TO DO: Return every line of the material exactly.

▼▼▼

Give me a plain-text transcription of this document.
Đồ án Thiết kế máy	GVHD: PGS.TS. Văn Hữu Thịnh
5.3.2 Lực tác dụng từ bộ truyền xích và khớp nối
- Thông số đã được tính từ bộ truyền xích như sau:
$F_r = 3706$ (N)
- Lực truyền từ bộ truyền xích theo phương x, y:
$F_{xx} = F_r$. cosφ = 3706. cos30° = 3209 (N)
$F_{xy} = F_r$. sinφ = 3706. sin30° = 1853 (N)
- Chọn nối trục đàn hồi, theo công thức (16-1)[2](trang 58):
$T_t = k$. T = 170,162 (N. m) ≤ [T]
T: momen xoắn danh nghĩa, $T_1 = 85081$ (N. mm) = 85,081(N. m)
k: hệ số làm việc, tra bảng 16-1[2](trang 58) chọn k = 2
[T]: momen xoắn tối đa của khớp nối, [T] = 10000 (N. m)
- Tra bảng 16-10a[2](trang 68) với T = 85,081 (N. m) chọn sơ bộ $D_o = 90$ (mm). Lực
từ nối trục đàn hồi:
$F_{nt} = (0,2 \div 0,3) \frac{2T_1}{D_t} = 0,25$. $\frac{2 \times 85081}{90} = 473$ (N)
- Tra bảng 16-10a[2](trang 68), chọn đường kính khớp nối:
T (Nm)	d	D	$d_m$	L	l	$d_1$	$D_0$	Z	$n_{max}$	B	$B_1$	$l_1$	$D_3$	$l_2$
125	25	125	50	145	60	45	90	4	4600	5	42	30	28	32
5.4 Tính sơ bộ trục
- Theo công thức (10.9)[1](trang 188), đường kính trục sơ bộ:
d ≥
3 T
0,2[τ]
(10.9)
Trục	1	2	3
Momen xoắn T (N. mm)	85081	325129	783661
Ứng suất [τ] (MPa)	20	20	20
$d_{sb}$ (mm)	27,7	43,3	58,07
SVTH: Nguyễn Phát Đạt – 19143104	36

▲▲▲

SOLUTION:
Give me a plain-text transcription of this document.
Đồ án Thiết kế máy	GVHD: PGS.TS. Văn Hữu Thịnh
5.3.2 Lực tác dụng từ bộ truyền xích và khớp nối
- Thông số đã được tính từ bộ truyền xích như sau:
$F_r = 3706$ (N)
- Lực truyền từ bộ truyền xích theo phương x, y:
$F_{xx} = F_r$. cosφ = 3706. cos30° = 3209 (N)
$F_{xy} = F_r$. sinφ = 3706. sin30° = 1853 (N)
- Chọn nối trục đàn hồi, theo công thức (16-1)[2](trang 58):
$T_t = k$. T = 170,162 (N. m) ≤ [T]
T: momen xoắn danh nghĩa, $T_1 = 85081$ (N. mm) = 85,081(N. m)
k: hệ số làm việc, tra bảng 16-1[2](trang 58) chọn k = 2
[T]: momen xoắn tối đa của khớp nối, [T] = 10000 (N. m)
- Tra bảng 16-10a[2](trang 68) với T = 85,081 (N. m) chọn sơ bộ $D_o = 90$ (mm). Lực
từ nối trục đàn hồi:
$F_{nt} = (0,2 \div 0,3) \frac{2T_1}{D_t} = 0,25$. $\frac{2 \times 85081}{90} = 473$ (N)
- Tra bảng 16-10a[2](trang 68), chọn đường kính khớp nối:
T (Nm)	d	D	$d_m$	L	l	$d_1$	$D_0$	Z	$n_{max}$	B	$B_1$	$l_1$	$D_3$	$l_2$
125	25	125	50	145	60	45	90	4	4600	5	42	30	28	32
5.4 Tính sơ bộ trục
- Theo công thức (10.9)[1](trang 188), đường kính trục sơ bộ:
d ≥
3 T
0,2[τ]
(10.9)
Trục	1	2	3
Momen xoắn T (N. mm)	85081	325129	783661
Ứng suất [τ] (MPa)	20	20	20
$d_{sb}$ (mm)	27,7	43,3	58,07
SVTH: Nguyễn Phát Đạt – 19143104	36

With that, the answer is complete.